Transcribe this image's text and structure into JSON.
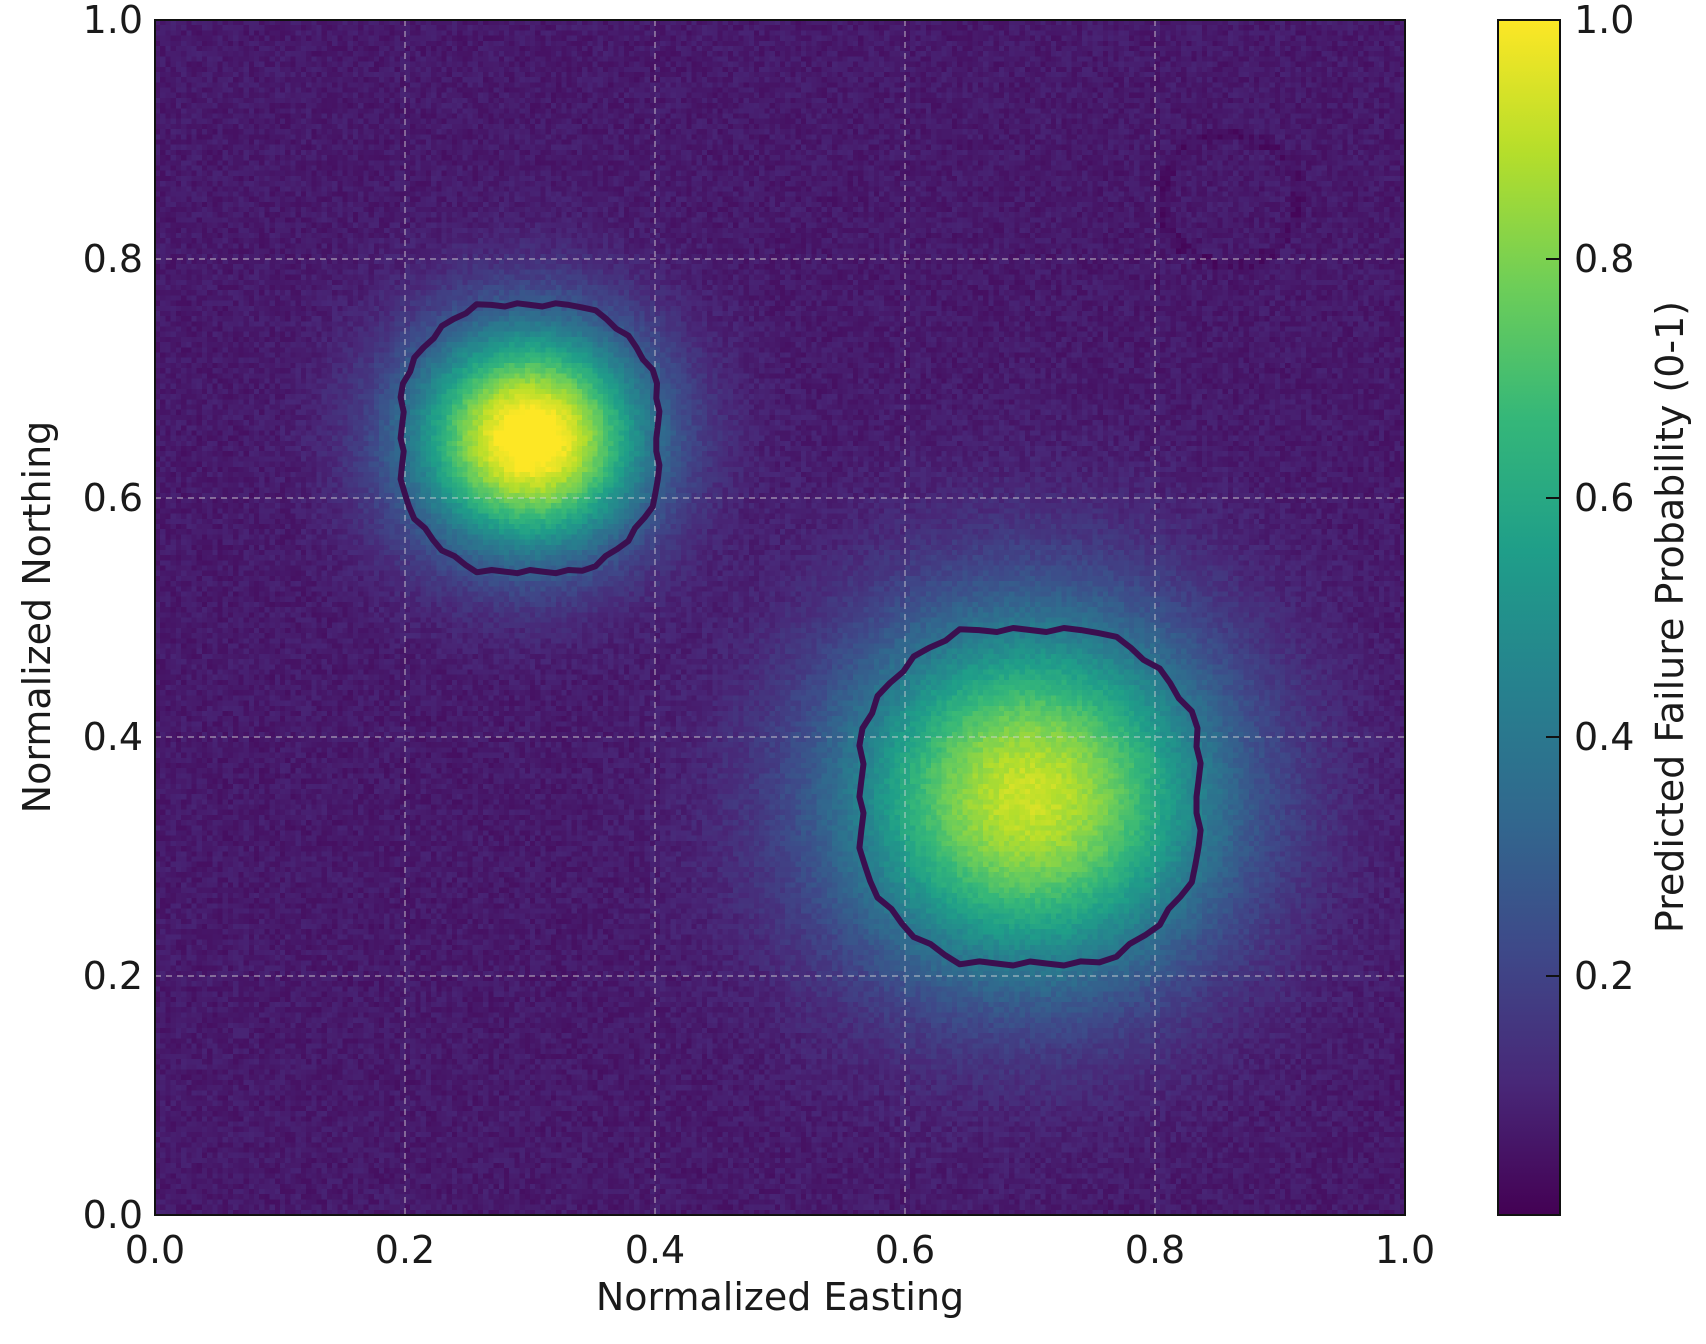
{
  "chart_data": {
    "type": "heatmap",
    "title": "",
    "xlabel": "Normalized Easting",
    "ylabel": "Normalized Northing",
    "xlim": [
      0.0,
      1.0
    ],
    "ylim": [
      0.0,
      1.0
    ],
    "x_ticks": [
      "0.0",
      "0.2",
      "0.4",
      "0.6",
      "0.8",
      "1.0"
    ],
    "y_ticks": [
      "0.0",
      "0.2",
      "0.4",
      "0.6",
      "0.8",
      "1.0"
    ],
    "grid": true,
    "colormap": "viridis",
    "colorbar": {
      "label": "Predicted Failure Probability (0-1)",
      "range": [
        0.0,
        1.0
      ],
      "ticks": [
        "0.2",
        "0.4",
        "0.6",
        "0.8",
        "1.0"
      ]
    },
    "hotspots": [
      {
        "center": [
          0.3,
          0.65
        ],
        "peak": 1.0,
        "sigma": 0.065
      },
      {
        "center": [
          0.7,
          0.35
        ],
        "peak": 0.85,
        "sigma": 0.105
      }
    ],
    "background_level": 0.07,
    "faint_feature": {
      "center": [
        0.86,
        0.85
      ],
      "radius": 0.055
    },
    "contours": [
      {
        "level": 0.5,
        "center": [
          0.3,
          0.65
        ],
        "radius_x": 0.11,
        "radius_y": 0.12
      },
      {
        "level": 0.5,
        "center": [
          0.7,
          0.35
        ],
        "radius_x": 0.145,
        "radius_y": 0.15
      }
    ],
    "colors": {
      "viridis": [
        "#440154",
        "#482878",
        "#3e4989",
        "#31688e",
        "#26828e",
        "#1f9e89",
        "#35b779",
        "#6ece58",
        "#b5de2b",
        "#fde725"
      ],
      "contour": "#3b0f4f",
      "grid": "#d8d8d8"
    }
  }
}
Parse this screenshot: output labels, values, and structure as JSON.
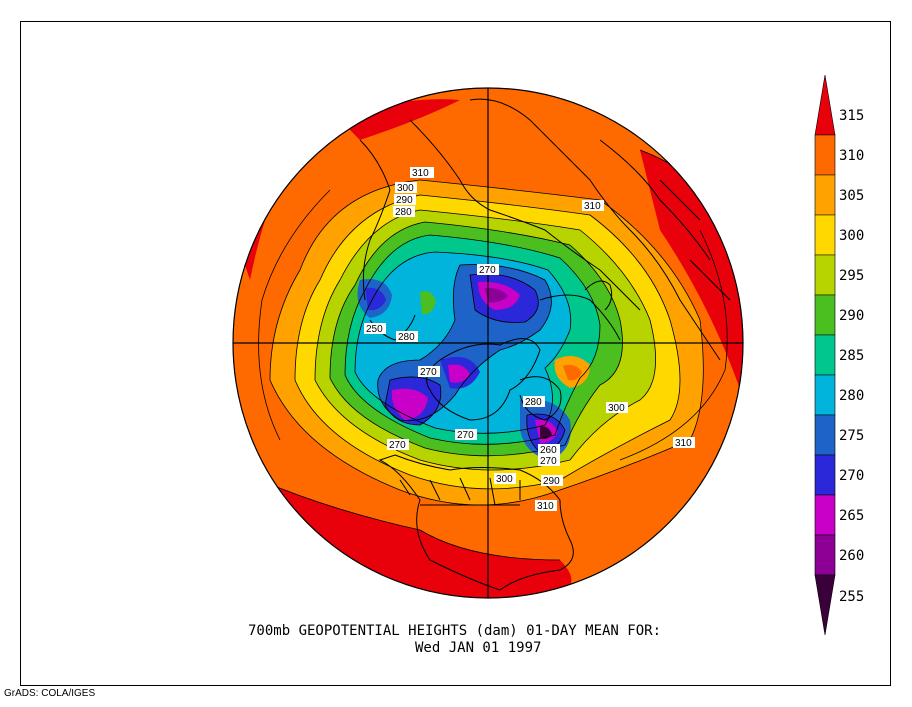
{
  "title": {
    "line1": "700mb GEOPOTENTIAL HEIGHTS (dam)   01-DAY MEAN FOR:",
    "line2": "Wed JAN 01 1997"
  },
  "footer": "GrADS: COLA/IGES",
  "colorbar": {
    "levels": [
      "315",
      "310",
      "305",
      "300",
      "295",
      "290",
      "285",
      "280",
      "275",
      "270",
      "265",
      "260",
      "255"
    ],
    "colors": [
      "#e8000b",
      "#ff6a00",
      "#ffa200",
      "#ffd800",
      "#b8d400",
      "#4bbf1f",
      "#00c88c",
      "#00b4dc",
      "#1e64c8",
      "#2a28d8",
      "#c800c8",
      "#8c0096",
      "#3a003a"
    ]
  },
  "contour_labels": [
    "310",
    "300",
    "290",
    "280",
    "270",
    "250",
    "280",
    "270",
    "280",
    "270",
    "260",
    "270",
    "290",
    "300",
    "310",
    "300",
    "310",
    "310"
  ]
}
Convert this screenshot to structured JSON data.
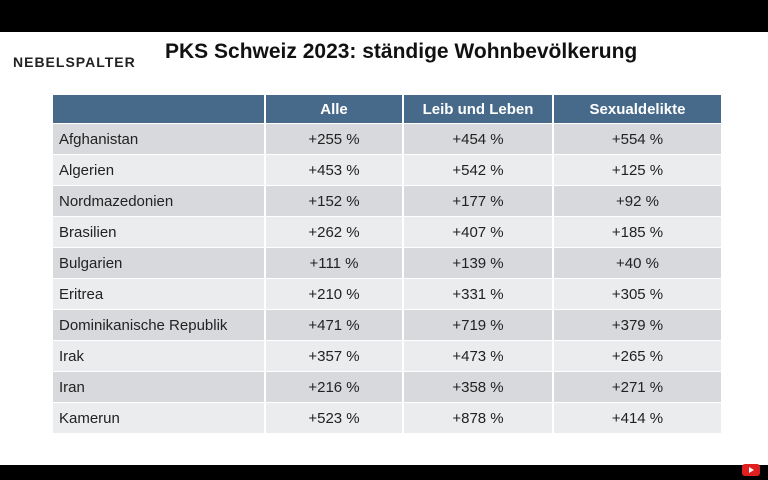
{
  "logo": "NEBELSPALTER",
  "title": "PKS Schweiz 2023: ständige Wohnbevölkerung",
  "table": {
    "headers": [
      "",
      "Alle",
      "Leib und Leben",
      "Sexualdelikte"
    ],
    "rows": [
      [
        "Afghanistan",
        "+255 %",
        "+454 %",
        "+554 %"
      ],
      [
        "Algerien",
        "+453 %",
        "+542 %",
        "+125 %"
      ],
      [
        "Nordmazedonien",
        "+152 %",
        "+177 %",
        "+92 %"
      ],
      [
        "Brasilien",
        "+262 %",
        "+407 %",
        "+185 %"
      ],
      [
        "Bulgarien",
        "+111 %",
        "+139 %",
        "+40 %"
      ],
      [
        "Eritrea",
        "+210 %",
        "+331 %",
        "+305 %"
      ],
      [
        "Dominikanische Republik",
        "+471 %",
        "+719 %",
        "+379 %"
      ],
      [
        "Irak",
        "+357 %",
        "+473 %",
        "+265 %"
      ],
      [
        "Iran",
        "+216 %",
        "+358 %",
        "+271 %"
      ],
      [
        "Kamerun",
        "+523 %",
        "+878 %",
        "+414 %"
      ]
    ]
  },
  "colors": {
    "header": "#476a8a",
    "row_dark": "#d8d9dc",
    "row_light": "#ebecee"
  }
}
-------
Short problem: Repeat each entry above word for word, leaving every picture out.

Written response:
Transcribe this image's text and structure into JSON.
{
  "chart_data": {
    "type": "heatmap",
    "title": "",
    "xlabel": "Normalized Easting",
    "ylabel": "Normalized Northing",
    "xlim": [
      0.0,
      1.0
    ],
    "ylim": [
      0.0,
      1.0
    ],
    "x_ticks": [
      "0.0",
      "0.2",
      "0.4",
      "0.6",
      "0.8",
      "1.0"
    ],
    "y_ticks": [
      "0.0",
      "0.2",
      "0.4",
      "0.6",
      "0.8",
      "1.0"
    ],
    "grid": true,
    "colormap": "viridis",
    "colorbar": {
      "label": "Predicted Failure Probability (0-1)",
      "range": [
        0.0,
        1.0
      ],
      "ticks": [
        "0.2",
        "0.4",
        "0.6",
        "0.8",
        "1.0"
      ]
    },
    "hotspots": [
      {
        "center": [
          0.3,
          0.65
        ],
        "peak": 1.0,
        "sigma": 0.065
      },
      {
        "center": [
          0.7,
          0.35
        ],
        "peak": 0.85,
        "sigma": 0.105
      }
    ],
    "background_level": 0.07,
    "faint_feature": {
      "center": [
        0.86,
        0.85
      ],
      "radius": 0.055
    },
    "contours": [
      {
        "level": 0.5,
        "center": [
          0.3,
          0.65
        ],
        "radius_x": 0.11,
        "radius_y": 0.12
      },
      {
        "level": 0.5,
        "center": [
          0.7,
          0.35
        ],
        "radius_x": 0.145,
        "radius_y": 0.15
      }
    ],
    "colors": {
      "viridis": [
        "#440154",
        "#482878",
        "#3e4989",
        "#31688e",
        "#26828e",
        "#1f9e89",
        "#35b779",
        "#6ece58",
        "#b5de2b",
        "#fde725"
      ],
      "contour": "#3b0f4f",
      "grid": "#d8d8d8"
    }
  }
}
Parse this screenshot: output labels, values, and structure as JSON.
{
  "title": {
    "line1": "700mb GEOPOTENTIAL HEIGHTS (dam)   01-DAY MEAN FOR:",
    "line2": "Wed JAN 01 1997"
  },
  "footer": "GrADS: COLA/IGES",
  "colorbar": {
    "levels": [
      "315",
      "310",
      "305",
      "300",
      "295",
      "290",
      "285",
      "280",
      "275",
      "270",
      "265",
      "260",
      "255"
    ],
    "colors": [
      "#e8000b",
      "#ff6a00",
      "#ffa200",
      "#ffd800",
      "#b8d400",
      "#4bbf1f",
      "#00c88c",
      "#00b4dc",
      "#1e64c8",
      "#2a28d8",
      "#c800c8",
      "#8c0096",
      "#3a003a"
    ]
  },
  "contour_labels": [
    "310",
    "300",
    "290",
    "280",
    "270",
    "250",
    "280",
    "270",
    "280",
    "270",
    "260",
    "270",
    "290",
    "300",
    "310",
    "300",
    "310",
    "310"
  ]
}
Convert this screenshot to structured JSON data.
{
  "logo": "NEBELSPALTER",
  "title": "PKS Schweiz 2023: ständige Wohnbevölkerung",
  "table": {
    "headers": [
      "",
      "Alle",
      "Leib und Leben",
      "Sexualdelikte"
    ],
    "rows": [
      [
        "Afghanistan",
        "+255 %",
        "+454 %",
        "+554 %"
      ],
      [
        "Algerien",
        "+453 %",
        "+542 %",
        "+125 %"
      ],
      [
        "Nordmazedonien",
        "+152 %",
        "+177 %",
        "+92 %"
      ],
      [
        "Brasilien",
        "+262 %",
        "+407 %",
        "+185 %"
      ],
      [
        "Bulgarien",
        "+111 %",
        "+139 %",
        "+40 %"
      ],
      [
        "Eritrea",
        "+210 %",
        "+331 %",
        "+305 %"
      ],
      [
        "Dominikanische Republik",
        "+471 %",
        "+719 %",
        "+379 %"
      ],
      [
        "Irak",
        "+357 %",
        "+473 %",
        "+265 %"
      ],
      [
        "Iran",
        "+216 %",
        "+358 %",
        "+271 %"
      ],
      [
        "Kamerun",
        "+523 %",
        "+878 %",
        "+414 %"
      ]
    ]
  },
  "colors": {
    "header": "#476a8a",
    "row_dark": "#d8d9dc",
    "row_light": "#ebecee"
  }
}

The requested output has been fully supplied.